§ Exercise prompt: Repeat every line below exactly, word for word.
★ ★ ★ ★
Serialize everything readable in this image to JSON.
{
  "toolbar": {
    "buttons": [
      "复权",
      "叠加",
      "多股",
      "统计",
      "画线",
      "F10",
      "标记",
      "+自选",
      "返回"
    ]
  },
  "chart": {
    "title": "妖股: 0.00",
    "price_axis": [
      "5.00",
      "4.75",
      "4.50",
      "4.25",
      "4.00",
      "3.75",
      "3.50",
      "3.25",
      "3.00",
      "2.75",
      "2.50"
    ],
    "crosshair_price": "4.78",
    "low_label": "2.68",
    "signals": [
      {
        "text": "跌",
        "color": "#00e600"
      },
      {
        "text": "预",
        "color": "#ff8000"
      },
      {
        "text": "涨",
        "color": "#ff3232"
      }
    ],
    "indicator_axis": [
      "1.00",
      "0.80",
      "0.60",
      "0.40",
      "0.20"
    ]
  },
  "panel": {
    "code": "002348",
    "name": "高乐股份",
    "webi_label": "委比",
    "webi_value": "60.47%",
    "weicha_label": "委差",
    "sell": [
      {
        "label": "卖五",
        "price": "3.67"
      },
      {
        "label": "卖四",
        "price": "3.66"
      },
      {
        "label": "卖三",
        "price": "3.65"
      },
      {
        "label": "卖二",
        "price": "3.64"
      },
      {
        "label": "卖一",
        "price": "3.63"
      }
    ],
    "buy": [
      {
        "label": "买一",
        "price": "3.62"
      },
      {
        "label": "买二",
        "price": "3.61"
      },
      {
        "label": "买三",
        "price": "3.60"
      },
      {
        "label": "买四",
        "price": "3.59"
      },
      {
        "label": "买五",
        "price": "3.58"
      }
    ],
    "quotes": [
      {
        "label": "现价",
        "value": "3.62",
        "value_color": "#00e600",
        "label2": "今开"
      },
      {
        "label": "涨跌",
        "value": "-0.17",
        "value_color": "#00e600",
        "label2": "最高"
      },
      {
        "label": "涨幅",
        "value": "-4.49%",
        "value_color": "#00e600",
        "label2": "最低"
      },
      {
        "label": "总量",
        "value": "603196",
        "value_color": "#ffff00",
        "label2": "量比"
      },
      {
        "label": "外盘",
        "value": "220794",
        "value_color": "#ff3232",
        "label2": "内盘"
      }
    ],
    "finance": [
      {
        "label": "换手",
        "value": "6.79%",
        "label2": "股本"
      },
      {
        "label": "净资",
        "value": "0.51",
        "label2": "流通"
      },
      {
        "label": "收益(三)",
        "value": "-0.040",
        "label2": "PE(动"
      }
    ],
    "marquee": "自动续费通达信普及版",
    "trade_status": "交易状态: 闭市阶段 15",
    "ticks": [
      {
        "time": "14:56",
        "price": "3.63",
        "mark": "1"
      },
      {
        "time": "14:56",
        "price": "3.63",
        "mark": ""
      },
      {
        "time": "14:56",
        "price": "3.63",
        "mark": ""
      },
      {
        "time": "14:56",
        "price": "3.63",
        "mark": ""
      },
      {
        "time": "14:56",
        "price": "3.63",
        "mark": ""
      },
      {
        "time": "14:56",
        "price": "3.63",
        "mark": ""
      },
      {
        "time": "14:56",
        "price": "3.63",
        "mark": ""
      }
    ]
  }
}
★ ★ ★ ★
§ Answer to the task:
Serialize everything readable in this image to JSON.
{
  "toolbar": {
    "buttons": [
      "复权",
      "叠加",
      "多股",
      "统计",
      "画线",
      "F10",
      "标记",
      "+自选",
      "返回"
    ]
  },
  "chart": {
    "title": "妖股: 0.00",
    "price_axis": [
      "5.00",
      "4.75",
      "4.50",
      "4.25",
      "4.00",
      "3.75",
      "3.50",
      "3.25",
      "3.00",
      "2.75",
      "2.50"
    ],
    "crosshair_price": "4.78",
    "low_label": "2.68",
    "signals": [
      {
        "text": "跌",
        "color": "#00e600"
      },
      {
        "text": "预",
        "color": "#ff8000"
      },
      {
        "text": "涨",
        "color": "#ff3232"
      }
    ],
    "indicator_axis": [
      "1.00",
      "0.80",
      "0.60",
      "0.40",
      "0.20"
    ]
  },
  "panel": {
    "code": "002348",
    "name": "高乐股份",
    "webi_label": "委比",
    "webi_value": "60.47%",
    "weicha_label": "委差",
    "sell": [
      {
        "label": "卖五",
        "price": "3.67"
      },
      {
        "label": "卖四",
        "price": "3.66"
      },
      {
        "label": "卖三",
        "price": "3.65"
      },
      {
        "label": "卖二",
        "price": "3.64"
      },
      {
        "label": "卖一",
        "price": "3.63"
      }
    ],
    "buy": [
      {
        "label": "买一",
        "price": "3.62"
      },
      {
        "label": "买二",
        "price": "3.61"
      },
      {
        "label": "买三",
        "price": "3.60"
      },
      {
        "label": "买四",
        "price": "3.59"
      },
      {
        "label": "买五",
        "price": "3.58"
      }
    ],
    "quotes": [
      {
        "label": "现价",
        "value": "3.62",
        "value_color": "#00e600",
        "label2": "今开"
      },
      {
        "label": "涨跌",
        "value": "-0.17",
        "value_color": "#00e600",
        "label2": "最高"
      },
      {
        "label": "涨幅",
        "value": "-4.49%",
        "value_color": "#00e600",
        "label2": "最低"
      },
      {
        "label": "总量",
        "value": "603196",
        "value_color": "#ffff00",
        "label2": "量比"
      },
      {
        "label": "外盘",
        "value": "220794",
        "value_color": "#ff3232",
        "label2": "内盘"
      }
    ],
    "finance": [
      {
        "label": "换手",
        "value": "6.79%",
        "label2": "股本"
      },
      {
        "label": "净资",
        "value": "0.51",
        "label2": "流通"
      },
      {
        "label": "收益(三)",
        "value": "-0.040",
        "label2": "PE(动"
      }
    ],
    "marquee": "自动续费通达信普及版",
    "trade_status": "交易状态: 闭市阶段 15",
    "ticks": [
      {
        "time": "14:56",
        "price": "3.63",
        "mark": "1"
      },
      {
        "time": "14:56",
        "price": "3.63",
        "mark": ""
      },
      {
        "time": "14:56",
        "price": "3.63",
        "mark": ""
      },
      {
        "time": "14:56",
        "price": "3.63",
        "mark": ""
      },
      {
        "time": "14:56",
        "price": "3.63",
        "mark": ""
      },
      {
        "time": "14:56",
        "price": "3.63",
        "mark": ""
      },
      {
        "time": "14:56",
        "price": "3.63",
        "mark": ""
      }
    ]
  }
}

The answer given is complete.